- [Exercise objective] Repeat all of the data precisely.
--- Exercise material ---
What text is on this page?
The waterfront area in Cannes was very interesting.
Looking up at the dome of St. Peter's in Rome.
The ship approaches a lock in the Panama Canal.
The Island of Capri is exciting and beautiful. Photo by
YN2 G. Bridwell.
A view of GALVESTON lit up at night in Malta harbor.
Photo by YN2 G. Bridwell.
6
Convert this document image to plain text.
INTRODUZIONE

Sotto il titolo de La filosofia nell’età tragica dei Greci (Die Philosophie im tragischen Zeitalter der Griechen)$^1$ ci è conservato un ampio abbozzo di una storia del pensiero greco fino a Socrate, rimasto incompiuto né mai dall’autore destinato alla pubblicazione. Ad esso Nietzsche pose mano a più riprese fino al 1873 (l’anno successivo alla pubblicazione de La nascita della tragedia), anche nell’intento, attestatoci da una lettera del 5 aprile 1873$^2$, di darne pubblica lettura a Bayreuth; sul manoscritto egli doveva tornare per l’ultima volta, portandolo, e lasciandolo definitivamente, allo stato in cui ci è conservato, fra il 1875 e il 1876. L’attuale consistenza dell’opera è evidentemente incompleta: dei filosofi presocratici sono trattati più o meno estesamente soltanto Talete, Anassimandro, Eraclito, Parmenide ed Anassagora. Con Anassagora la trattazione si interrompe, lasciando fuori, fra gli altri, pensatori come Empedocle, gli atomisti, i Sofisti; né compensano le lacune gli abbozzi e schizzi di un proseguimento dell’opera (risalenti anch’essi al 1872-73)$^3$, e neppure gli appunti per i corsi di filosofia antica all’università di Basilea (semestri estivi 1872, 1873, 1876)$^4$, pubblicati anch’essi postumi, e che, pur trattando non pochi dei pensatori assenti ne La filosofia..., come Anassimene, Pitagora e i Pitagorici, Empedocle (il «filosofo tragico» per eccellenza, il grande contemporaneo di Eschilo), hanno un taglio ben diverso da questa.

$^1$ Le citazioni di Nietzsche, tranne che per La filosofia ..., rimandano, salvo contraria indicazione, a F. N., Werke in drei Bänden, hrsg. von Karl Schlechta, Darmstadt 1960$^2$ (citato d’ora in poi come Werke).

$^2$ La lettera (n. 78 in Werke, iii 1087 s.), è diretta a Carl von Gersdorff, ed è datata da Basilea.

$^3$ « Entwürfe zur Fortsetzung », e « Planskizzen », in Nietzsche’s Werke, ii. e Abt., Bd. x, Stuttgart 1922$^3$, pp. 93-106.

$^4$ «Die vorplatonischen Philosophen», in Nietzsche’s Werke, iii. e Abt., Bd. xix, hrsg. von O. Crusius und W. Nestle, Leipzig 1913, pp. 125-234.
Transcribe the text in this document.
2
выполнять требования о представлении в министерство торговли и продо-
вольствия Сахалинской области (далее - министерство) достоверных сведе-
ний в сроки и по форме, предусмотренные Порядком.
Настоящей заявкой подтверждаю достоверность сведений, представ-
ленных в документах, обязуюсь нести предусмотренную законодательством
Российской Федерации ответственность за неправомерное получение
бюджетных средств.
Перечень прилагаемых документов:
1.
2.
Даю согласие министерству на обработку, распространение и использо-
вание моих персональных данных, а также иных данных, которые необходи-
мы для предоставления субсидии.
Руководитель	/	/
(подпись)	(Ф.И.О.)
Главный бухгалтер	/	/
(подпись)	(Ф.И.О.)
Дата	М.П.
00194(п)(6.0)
---
- [Correct result]
What text is on this page?
The waterfront area in Cannes was very interesting.
Looking up at the dome of St. Peter's in Rome.
The ship approaches a lock in the Panama Canal.
The Island of Capri is exciting and beautiful. Photo by
YN2 G. Bridwell.
A view of GALVESTON lit up at night in Malta harbor.
Photo by YN2 G. Bridwell.
6
Convert this document image to plain text.
INTRODUZIONE

Sotto il titolo de La filosofia nell’età tragica dei Greci (Die Philosophie im tragischen Zeitalter der Griechen)$^1$ ci è conservato un ampio abbozzo di una storia del pensiero greco fino a Socrate, rimasto incompiuto né mai dall’autore destinato alla pubblicazione. Ad esso Nietzsche pose mano a più riprese fino al 1873 (l’anno successivo alla pubblicazione de La nascita della tragedia), anche nell’intento, attestatoci da una lettera del 5 aprile 1873$^2$, di darne pubblica lettura a Bayreuth; sul manoscritto egli doveva tornare per l’ultima volta, portandolo, e lasciandolo definitivamente, allo stato in cui ci è conservato, fra il 1875 e il 1876. L’attuale consistenza dell’opera è evidentemente incompleta: dei filosofi presocratici sono trattati più o meno estesamente soltanto Talete, Anassimandro, Eraclito, Parmenide ed Anassagora. Con Anassagora la trattazione si interrompe, lasciando fuori, fra gli altri, pensatori come Empedocle, gli atomisti, i Sofisti; né compensano le lacune gli abbozzi e schizzi di un proseguimento dell’opera (risalenti anch’essi al 1872-73)$^3$, e neppure gli appunti per i corsi di filosofia antica all’università di Basilea (semestri estivi 1872, 1873, 1876)$^4$, pubblicati anch’essi postumi, e che, pur trattando non pochi dei pensatori assenti ne La filosofia..., come Anassimene, Pitagora e i Pitagorici, Empedocle (il «filosofo tragico» per eccellenza, il grande contemporaneo di Eschilo), hanno un taglio ben diverso da questa.

$^1$ Le citazioni di Nietzsche, tranne che per La filosofia ..., rimandano, salvo contraria indicazione, a F. N., Werke in drei Bänden, hrsg. von Karl Schlechta, Darmstadt 1960$^2$ (citato d’ora in poi come Werke).

$^2$ La lettera (n. 78 in Werke, iii 1087 s.), è diretta a Carl von Gersdorff, ed è datata da Basilea.

$^3$ « Entwürfe zur Fortsetzung », e « Planskizzen », in Nietzsche’s Werke, ii. e Abt., Bd. x, Stuttgart 1922$^3$, pp. 93-106.

$^4$ «Die vorplatonischen Philosophen», in Nietzsche’s Werke, iii. e Abt., Bd. xix, hrsg. von O. Crusius und W. Nestle, Leipzig 1913, pp. 125-234.
Transcribe the text in this document.
2
выполнять требования о представлении в министерство торговли и продо-
вольствия Сахалинской области (далее - министерство) достоверных сведе-
ний в сроки и по форме, предусмотренные Порядком.
Настоящей заявкой подтверждаю достоверность сведений, представ-
ленных в документах, обязуюсь нести предусмотренную законодательством
Российской Федерации ответственность за неправомерное получение
бюджетных средств.
Перечень прилагаемых документов:
1.
2.
Даю согласие министерству на обработку, распространение и использо-
вание моих персональных данных, а также иных данных, которые необходи-
мы для предоставления субсидии.
Руководитель	/	/
(подпись)	(Ф.И.О.)
Главный бухгалтер	/	/
(подпись)	(Ф.И.О.)
Дата	М.П.
00194(п)(6.0)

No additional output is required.